(Exercise description): Gather all lines in the records below that include the word "งการเก".

(Input):
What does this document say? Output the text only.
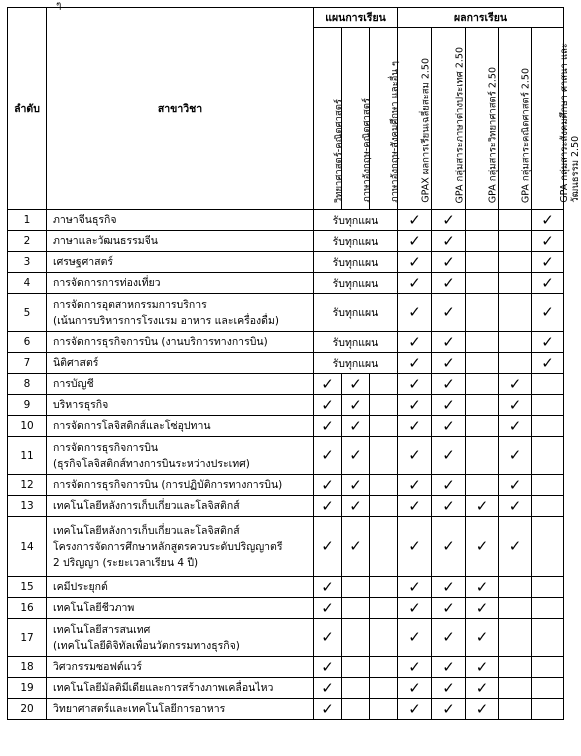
ๆ
ลำดับ	สาขาวิชา	แผนการเรียน			ผลการเรียน				

		วิทยาศาสตร์-คณิตศาสตร์	ภาษาอังกฤษ-คณิตศาสตร์	ภาษาอังกฤษ-สังคมศึกษา และอื่น ๆ	GPAX ผลการเรียนเฉลี่ยสะสม 2.50	GPA กลุ่มสาระภาษาต่างประเทศ 2.50	GPA กลุ่มสาระวิทยาศาสตร์ 2.50	GPA กลุ่มสาระคณิตศาสตร์ 2.50	GPA กลุ่มสาระสังคมศึกษา ศาสนา และ
วัฒนธรรม 2.50

1	ภาษาจีนธุรกิจ	รับทุกแผน			✓	✓			✓
2	ภาษาและวัฒนธรรมจีน	รับทุกแผน			✓	✓			✓
3	เศรษฐศาสตร์	รับทุกแผน			✓	✓			✓
4	การจัดการการท่องเที่ยว	รับทุกแผน			✓	✓			✓
5	การจัดการอุตสาหกรรมการบริการ
(เน้นการบริหารการโรงแรม อาหาร และเครื่องดื่ม)	รับทุกแผน			✓	✓			✓
6	การจัดการธุรกิจการบิน (งานบริการทางการบิน)	รับทุกแผน			✓	✓			✓
7	นิติศาสตร์	รับทุกแผน			✓	✓			✓
8	การบัญชี	✓	✓		✓	✓		✓	
9	บริหารธุรกิจ	✓	✓		✓	✓		✓	
10	การจัดการโลจิสติกส์และโซ่อุปทาน	✓	✓		✓	✓		✓	
11	การจัดการธุรกิจการบิน
(ธุรกิจโลจิสติกส์ทางการบินระหว่างประเทศ)	✓	✓		✓	✓		✓	
12	การจัดการธุรกิจการบิน (การปฏิบัติการทางการบิน)	✓	✓		✓	✓		✓	
13	เทคโนโลยีหลังการเก็บเกี่ยวและโลจิสติกส์	✓	✓		✓	✓	✓	✓	
14	เทคโนโลยีหลังการเก็บเกี่ยวและโลจิสติกส์
โครงการจัดการศึกษาหลักสูตรควบระดับปริญญาตรี
2 ปริญญา (ระยะเวลาเรียน 4 ปี)	✓	✓		✓	✓	✓	✓	
15	เคมีประยุกต์	✓			✓	✓	✓		
16	เทคโนโลยีชีวภาพ	✓			✓	✓	✓		
17	เทคโนโลยีสารสนเทศ
(เทคโนโลยีดิจิทัลเพื่อนวัตกรรมทางธุรกิจ)	✓			✓	✓	✓		
18	วิศวกรรมซอฟต์แวร์	✓			✓	✓	✓		
19	เทคโนโลยีมัลติมีเดียและการสร้างภาพเคลื่อนไหว	✓			✓	✓	✓		
20	วิทยาศาสตร์และเทคโนโลยีการอาหาร	✓			✓	✓	✓		
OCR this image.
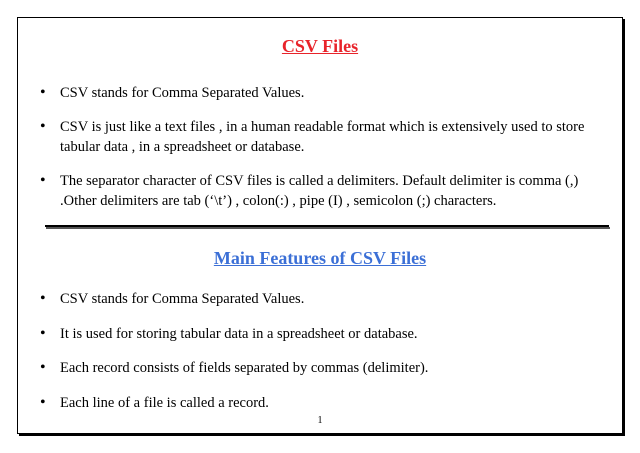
CSV Files
• CSV stands for Comma Separated Values.
• CSV is just like a text files , in a human readable format which is extensively used to store tabular data , in a spreadsheet or database.
• The separator character of CSV files is called a delimiters. Default delimiter is comma (,) .Other delimiters are tab (‘\t’) , colon(:) , pipe (I) , semicolon (;) characters.
Main Features of CSV Files
• CSV stands for Comma Separated Values.
• It is used for storing tabular data in a spreadsheet or database.
• Each record consists of fields separated by commas (delimiter).
• Each line of a file is called a record.
1
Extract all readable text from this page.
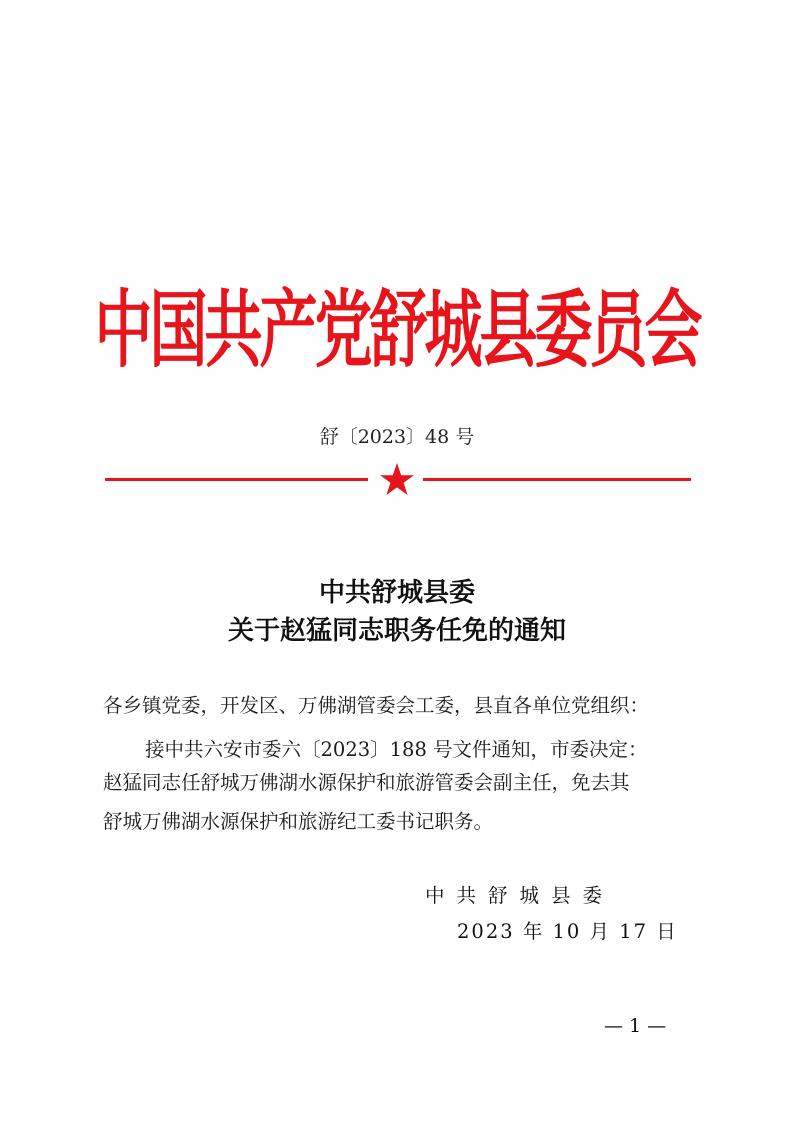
中国共产党舒城县委员会
舒〔2023〕48 号
中共舒城县委
关于赵猛同志职务任免的通知
各乡镇党委，开发区、万佛湖管委会工委，县直各单位党组织：
接中共六安市委六〔2023〕188 号文件通知，市委决定：
赵猛同志任舒城万佛湖水源保护和旅游管委会副主任，免去其
舒城万佛湖水源保护和旅游纪工委书记职务。
中共舒城县委
2023 年 10 月 17 日
— 1 —
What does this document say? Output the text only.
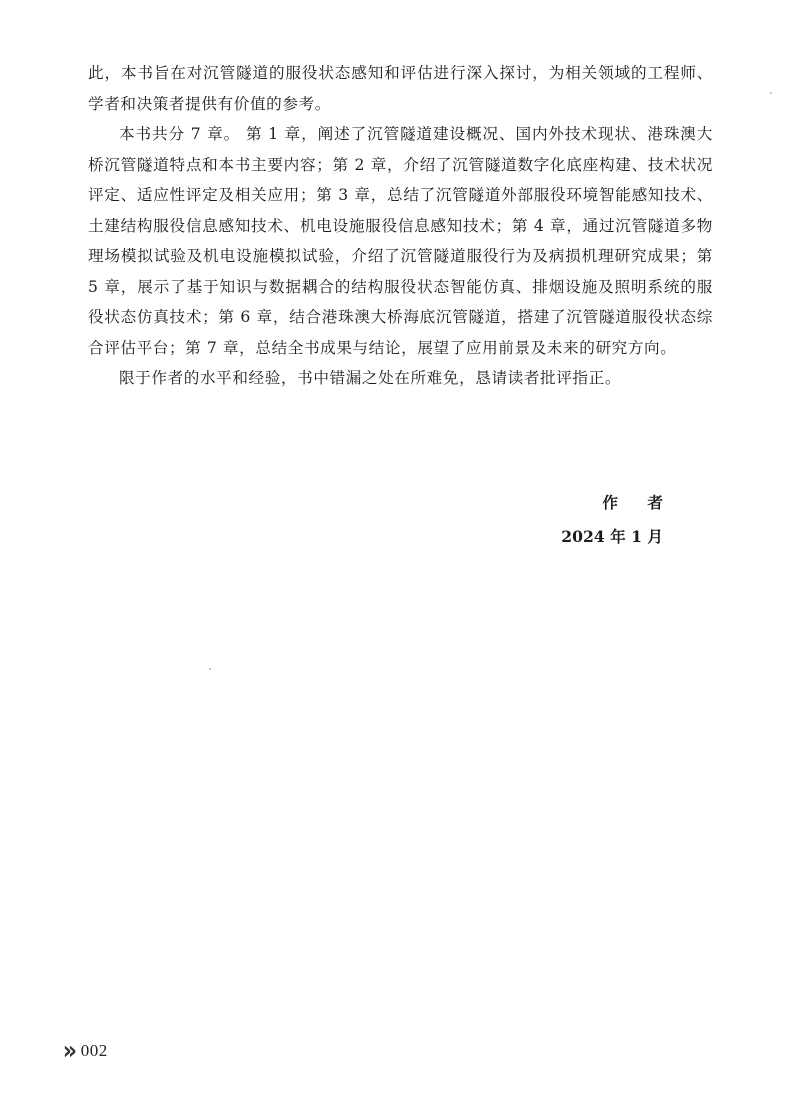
此，本书旨在对沉管隧道的服役状态感知和评估进行深入探讨，为相关领域的工程师、学者和决策者提供有价值的参考。

本书共分 7 章。 第 1 章，阐述了沉管隧道建设概况、国内外技术现状、港珠澳大桥沉管隧道特点和本书主要内容；第 2 章，介绍了沉管隧道数字化底座构建、技术状况评定、适应性评定及相关应用；第 3 章，总结了沉管隧道外部服役环境智能感知技术、土建结构服役信息感知技术、机电设施服役信息感知技术；第 4 章，通过沉管隧道多物理场模拟试验及机电设施模拟试验，介绍了沉管隧道服役行为及病损机理研究成果；第 5 章，展示了基于知识与数据耦合的结构服役状态智能仿真、排烟设施及照明系统的服役状态仿真技术；第 6 章，结合港珠澳大桥海底沉管隧道，搭建了沉管隧道服役状态综合评估平台；第 7 章，总结全书成果与结论，展望了应用前景及未来的研究方向。

限于作者的水平和经验，书中错漏之处在所难免，恳请读者批评指正。

作 者
2024 年 1 月
» 002
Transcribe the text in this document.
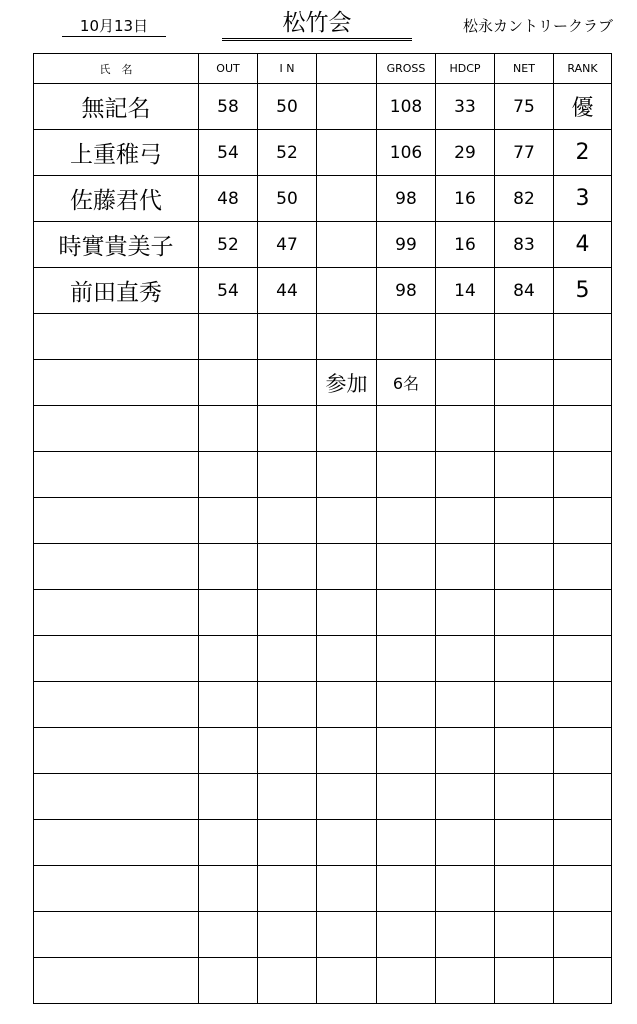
10月13日	松竹会	松永カントリークラブ
氏　名	OUT	I N		GROSS	HDCP	NET	RANK
無記名	58	50		108	33	75	優
上重稚弓	54	52		106	29	77	2
佐藤君代	48	50		98	16	82	3
時實貴美子	52	47		99	16	83	4
前田直秀	54	44		98	14	84	5

			参加	6名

(Expected answer):
13	เทคโนโลยีหลังการเก็บเกี่ยวและโลจิสติกส์	✓	✓		✓	✓	✓	✓	
14	เทคโนโลยีหลังการเก็บเกี่ยวและโลจิสติกส์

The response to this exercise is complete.